• _EXERCISE INPUTS_:
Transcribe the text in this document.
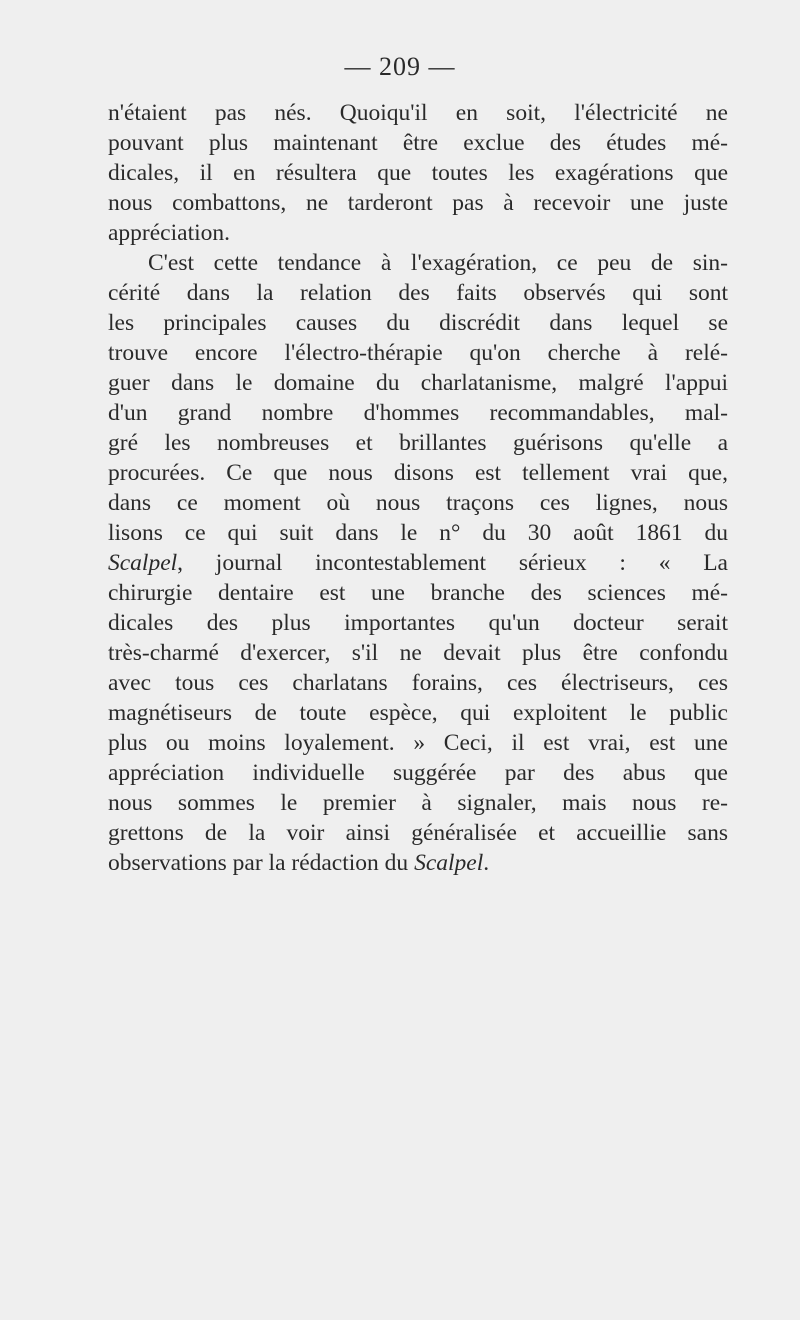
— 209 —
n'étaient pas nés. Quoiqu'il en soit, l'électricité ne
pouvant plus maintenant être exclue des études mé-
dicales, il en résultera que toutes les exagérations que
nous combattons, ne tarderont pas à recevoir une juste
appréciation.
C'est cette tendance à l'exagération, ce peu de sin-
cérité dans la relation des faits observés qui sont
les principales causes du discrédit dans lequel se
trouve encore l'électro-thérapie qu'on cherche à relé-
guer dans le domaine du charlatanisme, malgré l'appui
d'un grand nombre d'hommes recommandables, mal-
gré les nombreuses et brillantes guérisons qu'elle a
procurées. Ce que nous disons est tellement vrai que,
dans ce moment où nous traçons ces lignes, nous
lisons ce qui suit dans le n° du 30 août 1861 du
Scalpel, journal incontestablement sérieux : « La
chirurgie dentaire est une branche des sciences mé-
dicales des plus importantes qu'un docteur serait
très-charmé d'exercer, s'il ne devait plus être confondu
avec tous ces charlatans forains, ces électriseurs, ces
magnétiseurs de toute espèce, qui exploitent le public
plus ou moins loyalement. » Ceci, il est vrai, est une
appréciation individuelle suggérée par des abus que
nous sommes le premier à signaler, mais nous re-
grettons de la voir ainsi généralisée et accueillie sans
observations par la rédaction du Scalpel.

• _SET EXERCISE_:
Set the data above down again exactly as given, with no pictures.

• _ANSWER IN FULL_:
Transcribe the text in this document.
— 209 —
n'étaient pas nés. Quoiqu'il en soit, l'électricité ne
pouvant plus maintenant être exclue des études mé-
dicales, il en résultera que toutes les exagérations que
nous combattons, ne tarderont pas à recevoir une juste
appréciation.
C'est cette tendance à l'exagération, ce peu de sin-
cérité dans la relation des faits observés qui sont
les principales causes du discrédit dans lequel se
trouve encore l'électro-thérapie qu'on cherche à relé-
guer dans le domaine du charlatanisme, malgré l'appui
d'un grand nombre d'hommes recommandables, mal-
gré les nombreuses et brillantes guérisons qu'elle a
procurées. Ce que nous disons est tellement vrai que,
dans ce moment où nous traçons ces lignes, nous
lisons ce qui suit dans le n° du 30 août 1861 du
Scalpel, journal incontestablement sérieux : « La
chirurgie dentaire est une branche des sciences mé-
dicales des plus importantes qu'un docteur serait
très-charmé d'exercer, s'il ne devait plus être confondu
avec tous ces charlatans forains, ces électriseurs, ces
magnétiseurs de toute espèce, qui exploitent le public
plus ou moins loyalement. » Ceci, il est vrai, est une
appréciation individuelle suggérée par des abus que
nous sommes le premier à signaler, mais nous re-
grettons de la voir ainsi généralisée et accueillie sans
observations par la rédaction du Scalpel.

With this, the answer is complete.